[A run of records]
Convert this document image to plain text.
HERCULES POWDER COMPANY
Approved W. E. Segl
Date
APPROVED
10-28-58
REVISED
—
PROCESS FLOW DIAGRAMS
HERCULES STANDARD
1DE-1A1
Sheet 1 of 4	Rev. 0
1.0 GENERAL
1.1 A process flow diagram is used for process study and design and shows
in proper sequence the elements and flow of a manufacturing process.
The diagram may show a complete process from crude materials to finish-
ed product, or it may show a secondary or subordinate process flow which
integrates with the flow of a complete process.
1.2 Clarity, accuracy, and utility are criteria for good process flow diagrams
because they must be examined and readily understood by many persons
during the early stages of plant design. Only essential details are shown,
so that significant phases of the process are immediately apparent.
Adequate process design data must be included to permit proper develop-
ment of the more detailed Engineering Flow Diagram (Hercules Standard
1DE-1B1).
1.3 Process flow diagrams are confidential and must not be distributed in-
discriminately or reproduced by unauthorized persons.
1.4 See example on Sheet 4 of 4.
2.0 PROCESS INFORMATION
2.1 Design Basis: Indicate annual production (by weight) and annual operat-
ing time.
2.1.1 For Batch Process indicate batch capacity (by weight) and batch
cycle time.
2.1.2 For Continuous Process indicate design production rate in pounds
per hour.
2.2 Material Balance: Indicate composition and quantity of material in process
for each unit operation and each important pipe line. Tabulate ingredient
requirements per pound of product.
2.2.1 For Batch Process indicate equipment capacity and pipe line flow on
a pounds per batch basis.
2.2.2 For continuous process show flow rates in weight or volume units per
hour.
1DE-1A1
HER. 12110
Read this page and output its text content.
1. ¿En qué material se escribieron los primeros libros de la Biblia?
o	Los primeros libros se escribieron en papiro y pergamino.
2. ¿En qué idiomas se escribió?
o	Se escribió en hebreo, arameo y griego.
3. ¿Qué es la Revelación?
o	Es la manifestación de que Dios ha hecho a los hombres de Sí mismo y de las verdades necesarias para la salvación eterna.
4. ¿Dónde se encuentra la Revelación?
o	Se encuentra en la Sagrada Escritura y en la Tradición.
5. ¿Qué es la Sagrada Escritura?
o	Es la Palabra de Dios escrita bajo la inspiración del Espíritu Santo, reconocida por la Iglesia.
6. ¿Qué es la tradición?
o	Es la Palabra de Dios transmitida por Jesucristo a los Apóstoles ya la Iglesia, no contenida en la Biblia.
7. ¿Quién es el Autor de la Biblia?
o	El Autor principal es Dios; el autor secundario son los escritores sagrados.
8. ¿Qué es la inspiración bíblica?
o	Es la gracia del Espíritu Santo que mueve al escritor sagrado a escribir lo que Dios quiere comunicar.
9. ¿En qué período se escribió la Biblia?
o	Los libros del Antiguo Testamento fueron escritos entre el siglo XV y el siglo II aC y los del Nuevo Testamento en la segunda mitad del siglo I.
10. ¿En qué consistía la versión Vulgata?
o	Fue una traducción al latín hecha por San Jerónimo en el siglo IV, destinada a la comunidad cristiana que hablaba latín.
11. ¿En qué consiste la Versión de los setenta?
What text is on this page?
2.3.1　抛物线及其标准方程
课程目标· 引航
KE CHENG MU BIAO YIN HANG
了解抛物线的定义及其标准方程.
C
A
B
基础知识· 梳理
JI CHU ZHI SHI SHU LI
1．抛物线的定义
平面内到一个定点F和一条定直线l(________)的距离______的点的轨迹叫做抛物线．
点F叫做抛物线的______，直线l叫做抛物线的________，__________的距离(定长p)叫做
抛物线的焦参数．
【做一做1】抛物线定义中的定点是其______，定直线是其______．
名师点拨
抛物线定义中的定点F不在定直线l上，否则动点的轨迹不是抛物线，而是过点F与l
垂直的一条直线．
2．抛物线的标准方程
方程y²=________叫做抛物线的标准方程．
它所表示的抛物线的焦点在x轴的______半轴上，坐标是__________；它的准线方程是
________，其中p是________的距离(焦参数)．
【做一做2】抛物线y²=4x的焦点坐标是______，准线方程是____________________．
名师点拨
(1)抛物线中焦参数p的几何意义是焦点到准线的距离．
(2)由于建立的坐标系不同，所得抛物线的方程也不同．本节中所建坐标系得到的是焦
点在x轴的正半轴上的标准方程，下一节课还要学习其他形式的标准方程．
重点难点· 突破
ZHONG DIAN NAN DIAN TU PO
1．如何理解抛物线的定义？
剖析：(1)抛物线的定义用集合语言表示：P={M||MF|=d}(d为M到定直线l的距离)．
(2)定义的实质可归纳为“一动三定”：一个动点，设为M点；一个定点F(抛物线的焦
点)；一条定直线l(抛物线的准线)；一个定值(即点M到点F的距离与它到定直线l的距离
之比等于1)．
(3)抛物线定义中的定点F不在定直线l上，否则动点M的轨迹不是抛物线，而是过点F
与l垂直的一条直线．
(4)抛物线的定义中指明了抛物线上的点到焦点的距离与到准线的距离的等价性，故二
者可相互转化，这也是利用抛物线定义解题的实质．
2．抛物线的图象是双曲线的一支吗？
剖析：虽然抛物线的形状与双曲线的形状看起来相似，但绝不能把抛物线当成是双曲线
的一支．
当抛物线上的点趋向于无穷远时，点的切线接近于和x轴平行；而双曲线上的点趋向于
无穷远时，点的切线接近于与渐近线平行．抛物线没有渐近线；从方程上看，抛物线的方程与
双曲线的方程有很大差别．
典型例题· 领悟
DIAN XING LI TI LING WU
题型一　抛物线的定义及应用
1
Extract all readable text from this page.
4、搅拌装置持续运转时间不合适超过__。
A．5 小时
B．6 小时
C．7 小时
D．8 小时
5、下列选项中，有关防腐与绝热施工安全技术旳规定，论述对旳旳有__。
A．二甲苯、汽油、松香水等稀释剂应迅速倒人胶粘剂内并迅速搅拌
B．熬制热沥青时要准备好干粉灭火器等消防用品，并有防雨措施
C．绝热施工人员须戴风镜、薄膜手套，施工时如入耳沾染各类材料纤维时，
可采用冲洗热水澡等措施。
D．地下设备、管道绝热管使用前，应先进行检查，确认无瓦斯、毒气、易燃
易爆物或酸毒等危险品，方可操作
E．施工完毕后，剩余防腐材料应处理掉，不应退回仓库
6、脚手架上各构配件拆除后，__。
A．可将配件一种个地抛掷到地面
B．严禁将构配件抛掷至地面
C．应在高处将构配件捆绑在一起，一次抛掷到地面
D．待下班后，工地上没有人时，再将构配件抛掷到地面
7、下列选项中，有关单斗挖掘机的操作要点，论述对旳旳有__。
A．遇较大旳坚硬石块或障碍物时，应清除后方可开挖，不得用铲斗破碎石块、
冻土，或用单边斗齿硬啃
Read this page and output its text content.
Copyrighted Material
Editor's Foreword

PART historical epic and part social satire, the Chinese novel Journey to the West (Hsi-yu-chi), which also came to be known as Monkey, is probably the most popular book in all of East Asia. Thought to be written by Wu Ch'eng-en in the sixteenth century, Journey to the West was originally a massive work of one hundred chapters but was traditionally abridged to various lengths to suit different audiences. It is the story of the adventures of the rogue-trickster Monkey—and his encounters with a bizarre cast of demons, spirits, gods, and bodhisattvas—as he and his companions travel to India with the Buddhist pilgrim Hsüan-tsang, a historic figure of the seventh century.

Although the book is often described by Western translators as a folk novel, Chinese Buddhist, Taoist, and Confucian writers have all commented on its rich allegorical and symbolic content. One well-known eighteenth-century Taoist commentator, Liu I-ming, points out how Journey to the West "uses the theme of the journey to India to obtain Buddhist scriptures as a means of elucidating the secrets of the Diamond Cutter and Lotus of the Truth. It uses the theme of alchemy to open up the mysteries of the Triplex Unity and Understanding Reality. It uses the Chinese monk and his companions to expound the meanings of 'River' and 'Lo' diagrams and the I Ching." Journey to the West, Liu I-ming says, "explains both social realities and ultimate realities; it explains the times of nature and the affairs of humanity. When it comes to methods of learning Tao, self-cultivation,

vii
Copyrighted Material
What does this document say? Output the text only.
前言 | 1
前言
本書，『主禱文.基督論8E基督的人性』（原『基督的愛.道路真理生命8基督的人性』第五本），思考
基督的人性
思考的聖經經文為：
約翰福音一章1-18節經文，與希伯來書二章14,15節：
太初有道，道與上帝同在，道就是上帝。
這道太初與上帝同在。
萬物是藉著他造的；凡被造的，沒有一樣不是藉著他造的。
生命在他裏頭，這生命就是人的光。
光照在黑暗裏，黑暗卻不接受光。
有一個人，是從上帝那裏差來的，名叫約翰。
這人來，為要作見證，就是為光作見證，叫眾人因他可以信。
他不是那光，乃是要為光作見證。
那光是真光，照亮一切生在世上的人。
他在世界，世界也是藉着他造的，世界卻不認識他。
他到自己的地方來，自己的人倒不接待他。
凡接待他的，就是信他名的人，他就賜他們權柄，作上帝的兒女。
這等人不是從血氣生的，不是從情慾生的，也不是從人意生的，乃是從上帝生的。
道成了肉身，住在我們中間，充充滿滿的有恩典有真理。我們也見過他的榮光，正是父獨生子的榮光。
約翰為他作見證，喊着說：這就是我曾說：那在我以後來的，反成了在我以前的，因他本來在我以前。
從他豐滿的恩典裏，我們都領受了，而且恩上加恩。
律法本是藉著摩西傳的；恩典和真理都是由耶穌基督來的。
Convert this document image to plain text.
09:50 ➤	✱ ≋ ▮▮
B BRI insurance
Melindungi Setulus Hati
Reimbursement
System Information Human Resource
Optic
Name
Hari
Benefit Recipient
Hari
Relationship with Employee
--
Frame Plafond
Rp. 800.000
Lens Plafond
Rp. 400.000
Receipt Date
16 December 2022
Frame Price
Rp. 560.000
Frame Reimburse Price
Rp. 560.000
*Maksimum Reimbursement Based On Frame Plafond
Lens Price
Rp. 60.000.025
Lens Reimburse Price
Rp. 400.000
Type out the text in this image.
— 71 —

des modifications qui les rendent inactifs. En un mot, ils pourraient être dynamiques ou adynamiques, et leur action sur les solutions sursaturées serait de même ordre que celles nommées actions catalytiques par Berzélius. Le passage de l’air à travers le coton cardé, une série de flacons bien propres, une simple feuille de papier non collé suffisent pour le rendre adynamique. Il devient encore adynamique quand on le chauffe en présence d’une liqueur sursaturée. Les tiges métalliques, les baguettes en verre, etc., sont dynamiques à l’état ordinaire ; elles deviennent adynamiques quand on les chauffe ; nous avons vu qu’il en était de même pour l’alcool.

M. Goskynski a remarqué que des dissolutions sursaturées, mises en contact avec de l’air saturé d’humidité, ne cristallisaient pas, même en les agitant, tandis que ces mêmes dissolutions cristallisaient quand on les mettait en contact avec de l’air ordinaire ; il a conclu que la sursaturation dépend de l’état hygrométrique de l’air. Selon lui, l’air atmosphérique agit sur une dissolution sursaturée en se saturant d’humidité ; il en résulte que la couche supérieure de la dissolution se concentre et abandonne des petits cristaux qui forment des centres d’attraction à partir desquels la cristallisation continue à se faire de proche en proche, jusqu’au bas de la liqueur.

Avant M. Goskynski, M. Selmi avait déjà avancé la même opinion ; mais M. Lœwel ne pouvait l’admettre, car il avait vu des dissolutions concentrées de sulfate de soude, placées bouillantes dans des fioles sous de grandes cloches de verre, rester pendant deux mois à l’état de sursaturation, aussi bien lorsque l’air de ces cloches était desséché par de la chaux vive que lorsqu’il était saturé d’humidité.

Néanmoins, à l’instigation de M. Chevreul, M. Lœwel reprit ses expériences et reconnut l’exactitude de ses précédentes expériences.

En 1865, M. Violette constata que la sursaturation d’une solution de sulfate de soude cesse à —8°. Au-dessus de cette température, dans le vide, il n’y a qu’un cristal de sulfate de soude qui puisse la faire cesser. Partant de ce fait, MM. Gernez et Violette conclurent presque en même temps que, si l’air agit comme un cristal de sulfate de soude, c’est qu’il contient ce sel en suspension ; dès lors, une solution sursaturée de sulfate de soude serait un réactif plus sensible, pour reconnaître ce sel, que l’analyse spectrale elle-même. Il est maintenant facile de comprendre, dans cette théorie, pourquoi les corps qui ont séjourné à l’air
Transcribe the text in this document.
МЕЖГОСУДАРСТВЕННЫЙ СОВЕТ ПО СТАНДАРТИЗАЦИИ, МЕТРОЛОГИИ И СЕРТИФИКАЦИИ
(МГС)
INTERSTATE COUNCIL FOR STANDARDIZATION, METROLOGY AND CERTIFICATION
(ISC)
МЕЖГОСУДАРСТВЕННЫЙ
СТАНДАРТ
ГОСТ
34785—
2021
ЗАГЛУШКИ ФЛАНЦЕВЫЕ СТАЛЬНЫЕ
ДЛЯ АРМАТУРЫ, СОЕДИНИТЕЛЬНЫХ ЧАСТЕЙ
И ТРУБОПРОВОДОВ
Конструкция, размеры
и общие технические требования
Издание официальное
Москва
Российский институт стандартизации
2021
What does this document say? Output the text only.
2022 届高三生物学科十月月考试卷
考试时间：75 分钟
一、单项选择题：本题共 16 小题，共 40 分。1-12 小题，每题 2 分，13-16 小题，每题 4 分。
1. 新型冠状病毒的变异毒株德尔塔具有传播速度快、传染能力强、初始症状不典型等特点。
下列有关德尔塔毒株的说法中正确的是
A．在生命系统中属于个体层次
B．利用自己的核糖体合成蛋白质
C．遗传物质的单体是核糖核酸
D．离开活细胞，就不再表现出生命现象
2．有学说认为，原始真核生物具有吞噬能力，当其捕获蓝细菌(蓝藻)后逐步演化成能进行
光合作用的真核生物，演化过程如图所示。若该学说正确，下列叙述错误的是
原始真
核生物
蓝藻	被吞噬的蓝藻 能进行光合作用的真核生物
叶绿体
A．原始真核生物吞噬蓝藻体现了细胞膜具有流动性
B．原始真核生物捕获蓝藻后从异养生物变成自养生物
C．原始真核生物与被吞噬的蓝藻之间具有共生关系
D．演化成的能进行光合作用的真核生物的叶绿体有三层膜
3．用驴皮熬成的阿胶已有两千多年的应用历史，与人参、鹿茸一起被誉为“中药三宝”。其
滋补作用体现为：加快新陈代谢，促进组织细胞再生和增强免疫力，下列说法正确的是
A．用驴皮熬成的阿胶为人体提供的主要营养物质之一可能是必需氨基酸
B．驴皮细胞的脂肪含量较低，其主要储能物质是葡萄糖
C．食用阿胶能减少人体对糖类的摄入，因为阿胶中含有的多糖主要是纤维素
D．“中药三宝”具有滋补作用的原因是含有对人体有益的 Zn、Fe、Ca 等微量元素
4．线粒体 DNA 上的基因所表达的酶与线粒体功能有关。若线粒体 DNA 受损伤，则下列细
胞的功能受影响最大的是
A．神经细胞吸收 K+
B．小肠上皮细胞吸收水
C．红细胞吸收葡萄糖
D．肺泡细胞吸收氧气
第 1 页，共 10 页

### YOUR OBJECTIVE
Go through the material line by line. Show each line that contains the string "DIAN".

### ANSWER BELOW
ZHONG DIAN NAN DIAN TU PO
DIAN XING LI TI LING WU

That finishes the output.